### TASK REQUIREMENTS
Find the number of lines in these records where the word "detergent" appears. Reply with that number and nothing more.
● ● ● ● ● ● ●
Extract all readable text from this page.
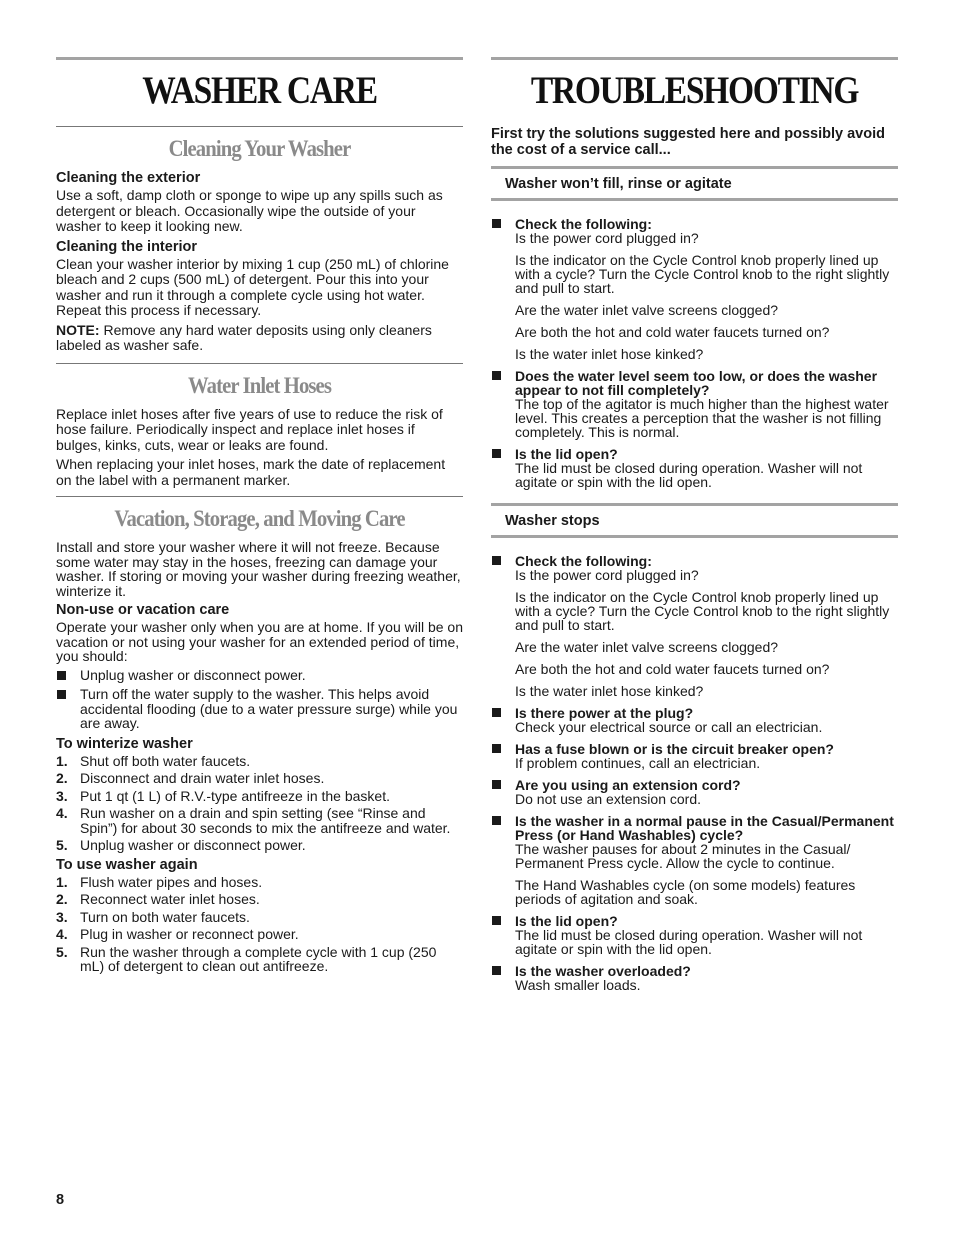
WASHER CARE
Cleaning Your Washer
Cleaning the exterior

Use a soft, damp cloth or sponge to wipe up any spills such as detergent or bleach. Occasionally wipe the outside of your washer to keep it looking new.

Cleaning the interior

Clean your washer interior by mixing 1 cup (250 mL) of chlorine bleach and 2 cups (500 mL) of detergent. Pour this into your washer and run it through a complete cycle using hot water. Repeat this process if necessary.

NOTE: Remove any hard water deposits using only cleaners labeled as washer safe.

Water Inlet Hoses

Replace inlet hoses after five years of use to reduce the risk of hose failure. Periodically inspect and replace inlet hoses if bulges, kinks, cuts, wear or leaks are found.

When replacing your inlet hoses, mark the date of replacement on the label with a permanent marker.

Vacation, Storage, and Moving Care

Install and store your washer where it will not freeze. Because some water may stay in the hoses, freezing can damage your washer. If storing or moving your washer during freezing weather, winterize it.

Non-use or vacation care

Operate your washer only when you are at home. If you will be on vacation or not using your washer for an extended period of time, you should:

Unplug washer or disconnect power.
Turn off the water supply to the washer. This helps avoid accidental flooding (due to a water pressure surge) while you are away.
To winterize washer
1. Shut off both water faucets.
2. Disconnect and drain water inlet hoses.
3. Put 1 qt (1 L) of R.V.-type antifreeze in the basket.
4. Run washer on a drain and spin setting (see “Rinse and Spin”) for about 30 seconds to mix the antifreeze and water.
5. Unplug washer or disconnect power.
To use washer again
1. Flush water pipes and hoses.
2. Reconnect water inlet hoses.
3. Turn on both water faucets.
4. Plug in washer or reconnect power.
5. Run the washer through a complete cycle with 1 cup (250 mL) of detergent to clean out antifreeze.
TROUBLESHOOTING
First try the solutions suggested here and possibly avoid the cost of a service call...
Washer won’t fill, rinse or agitate
Check the following:
Is the power cord plugged in?
Is the indicator on the Cycle Control knob properly lined up with a cycle? Turn the Cycle Control knob to the right slightly and pull to start.
Are the water inlet valve screens clogged?
Are both the hot and cold water faucets turned on?
Is the water inlet hose kinked?
Does the water level seem too low, or does the washer appear to not fill completely?
The top of the agitator is much higher than the highest water level. This creates a perception that the washer is not filling completely. This is normal.
Is the lid open?
The lid must be closed during operation. Washer will not agitate or spin with the lid open.
Washer stops
Check the following:
Is the power cord plugged in?
Is the indicator on the Cycle Control knob properly lined up with a cycle? Turn the Cycle Control knob to the right slightly and pull to start.
Are the water inlet valve screens clogged?
Are both the hot and cold water faucets turned on?
Is the water inlet hose kinked?
Is there power at the plug?
Check your electrical source or call an electrician.
Has a fuse blown or is the circuit breaker open?
If problem continues, call an electrician.
Are you using an extension cord?
Do not use an extension cord.
Is the washer in a normal pause in the Casual/Permanent Press (or Hand Washables) cycle?
The washer pauses for about 2 minutes in the Casual/ Permanent Press cycle. Allow the cycle to continue.
The Hand Washables cycle (on some models) features periods of agitation and soak.
Is the lid open?
The lid must be closed during operation. Washer will not agitate or spin with the lid open.
Is the washer overloaded?
Wash smaller loads.
8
● ● ● ● ● ● ●
### RESPONSE TO THIS EXERCISE
3